— Start DATASET EXCERPTS —

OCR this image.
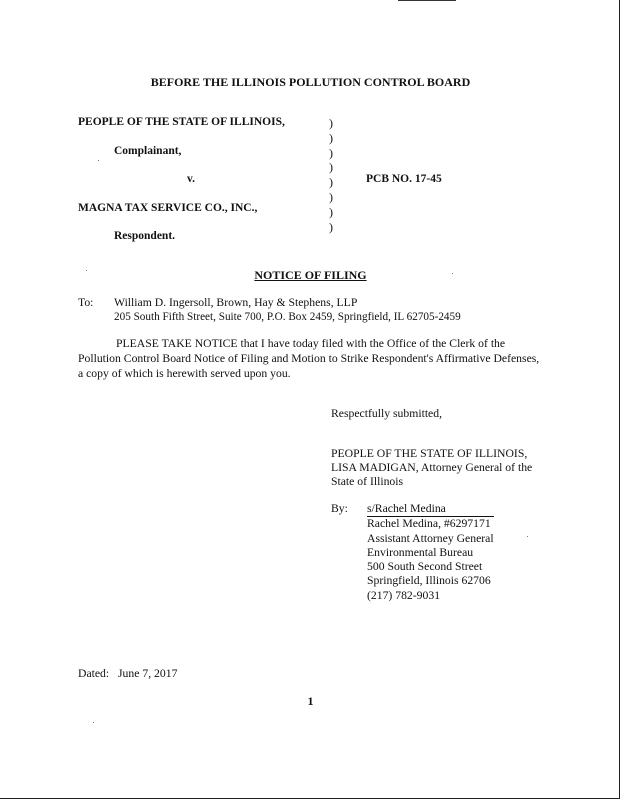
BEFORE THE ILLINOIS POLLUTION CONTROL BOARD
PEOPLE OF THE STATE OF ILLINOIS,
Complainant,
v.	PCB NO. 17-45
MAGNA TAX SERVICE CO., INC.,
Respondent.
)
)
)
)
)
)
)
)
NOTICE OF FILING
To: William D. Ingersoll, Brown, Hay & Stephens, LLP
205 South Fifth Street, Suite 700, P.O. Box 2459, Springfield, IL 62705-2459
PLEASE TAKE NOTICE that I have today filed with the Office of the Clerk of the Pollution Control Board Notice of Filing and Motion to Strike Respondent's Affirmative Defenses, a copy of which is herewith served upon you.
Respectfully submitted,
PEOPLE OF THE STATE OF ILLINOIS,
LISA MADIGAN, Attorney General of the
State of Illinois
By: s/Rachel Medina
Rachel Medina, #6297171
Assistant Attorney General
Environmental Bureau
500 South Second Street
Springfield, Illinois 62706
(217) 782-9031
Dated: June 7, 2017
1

— End DATASET EXCERPTS —

§ WHAT TO WORK ON:
Give only the number of lines above that hold the string "Respondent".

§ OUTPUT:
2